"""

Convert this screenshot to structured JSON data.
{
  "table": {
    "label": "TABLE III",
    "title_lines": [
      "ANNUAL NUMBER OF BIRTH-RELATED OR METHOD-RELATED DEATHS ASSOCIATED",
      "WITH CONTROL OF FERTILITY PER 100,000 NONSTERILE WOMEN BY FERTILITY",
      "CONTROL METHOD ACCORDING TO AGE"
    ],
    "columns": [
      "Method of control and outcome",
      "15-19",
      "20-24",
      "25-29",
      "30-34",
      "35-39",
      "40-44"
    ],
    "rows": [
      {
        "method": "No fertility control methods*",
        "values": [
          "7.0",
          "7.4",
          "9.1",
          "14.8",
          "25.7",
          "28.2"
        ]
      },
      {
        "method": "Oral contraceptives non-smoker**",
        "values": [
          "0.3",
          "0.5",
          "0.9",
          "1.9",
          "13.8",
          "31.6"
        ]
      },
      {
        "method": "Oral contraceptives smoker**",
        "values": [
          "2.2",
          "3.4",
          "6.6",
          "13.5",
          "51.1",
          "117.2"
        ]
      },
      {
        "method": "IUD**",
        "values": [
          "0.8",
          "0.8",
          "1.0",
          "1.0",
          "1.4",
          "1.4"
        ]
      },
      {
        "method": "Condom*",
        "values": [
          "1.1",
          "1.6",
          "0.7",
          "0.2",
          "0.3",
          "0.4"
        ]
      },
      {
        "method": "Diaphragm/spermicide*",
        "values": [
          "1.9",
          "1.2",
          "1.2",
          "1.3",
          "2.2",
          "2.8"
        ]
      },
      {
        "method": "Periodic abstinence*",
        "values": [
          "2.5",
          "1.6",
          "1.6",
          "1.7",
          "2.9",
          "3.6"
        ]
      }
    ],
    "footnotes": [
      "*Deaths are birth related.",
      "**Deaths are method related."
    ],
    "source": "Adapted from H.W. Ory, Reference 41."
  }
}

"""

• Work to do:
Take the entries above and copy them out exactly.

• Expected answer:
Convert this screenshot to structured JSON data.
{
  "table": {
    "label": "TABLE III",
    "title_lines": [
      "ANNUAL NUMBER OF BIRTH-RELATED OR METHOD-RELATED DEATHS ASSOCIATED",
      "WITH CONTROL OF FERTILITY PER 100,000 NONSTERILE WOMEN BY FERTILITY",
      "CONTROL METHOD ACCORDING TO AGE"
    ],
    "columns": [
      "Method of control and outcome",
      "15-19",
      "20-24",
      "25-29",
      "30-34",
      "35-39",
      "40-44"
    ],
    "rows": [
      {
        "method": "No fertility control methods*",
        "values": [
          "7.0",
          "7.4",
          "9.1",
          "14.8",
          "25.7",
          "28.2"
        ]
      },
      {
        "method": "Oral contraceptives non-smoker**",
        "values": [
          "0.3",
          "0.5",
          "0.9",
          "1.9",
          "13.8",
          "31.6"
        ]
      },
      {
        "method": "Oral contraceptives smoker**",
        "values": [
          "2.2",
          "3.4",
          "6.6",
          "13.5",
          "51.1",
          "117.2"
        ]
      },
      {
        "method": "IUD**",
        "values": [
          "0.8",
          "0.8",
          "1.0",
          "1.0",
          "1.4",
          "1.4"
        ]
      },
      {
        "method": "Condom*",
        "values": [
          "1.1",
          "1.6",
          "0.7",
          "0.2",
          "0.3",
          "0.4"
        ]
      },
      {
        "method": "Diaphragm/spermicide*",
        "values": [
          "1.9",
          "1.2",
          "1.2",
          "1.3",
          "2.2",
          "2.8"
        ]
      },
      {
        "method": "Periodic abstinence*",
        "values": [
          "2.5",
          "1.6",
          "1.6",
          "1.7",
          "2.9",
          "3.6"
        ]
      }
    ],
    "footnotes": [
      "*Deaths are birth related.",
      "**Deaths are method related."
    ],
    "source": "Adapted from H.W. Ory, Reference 41."
  }
}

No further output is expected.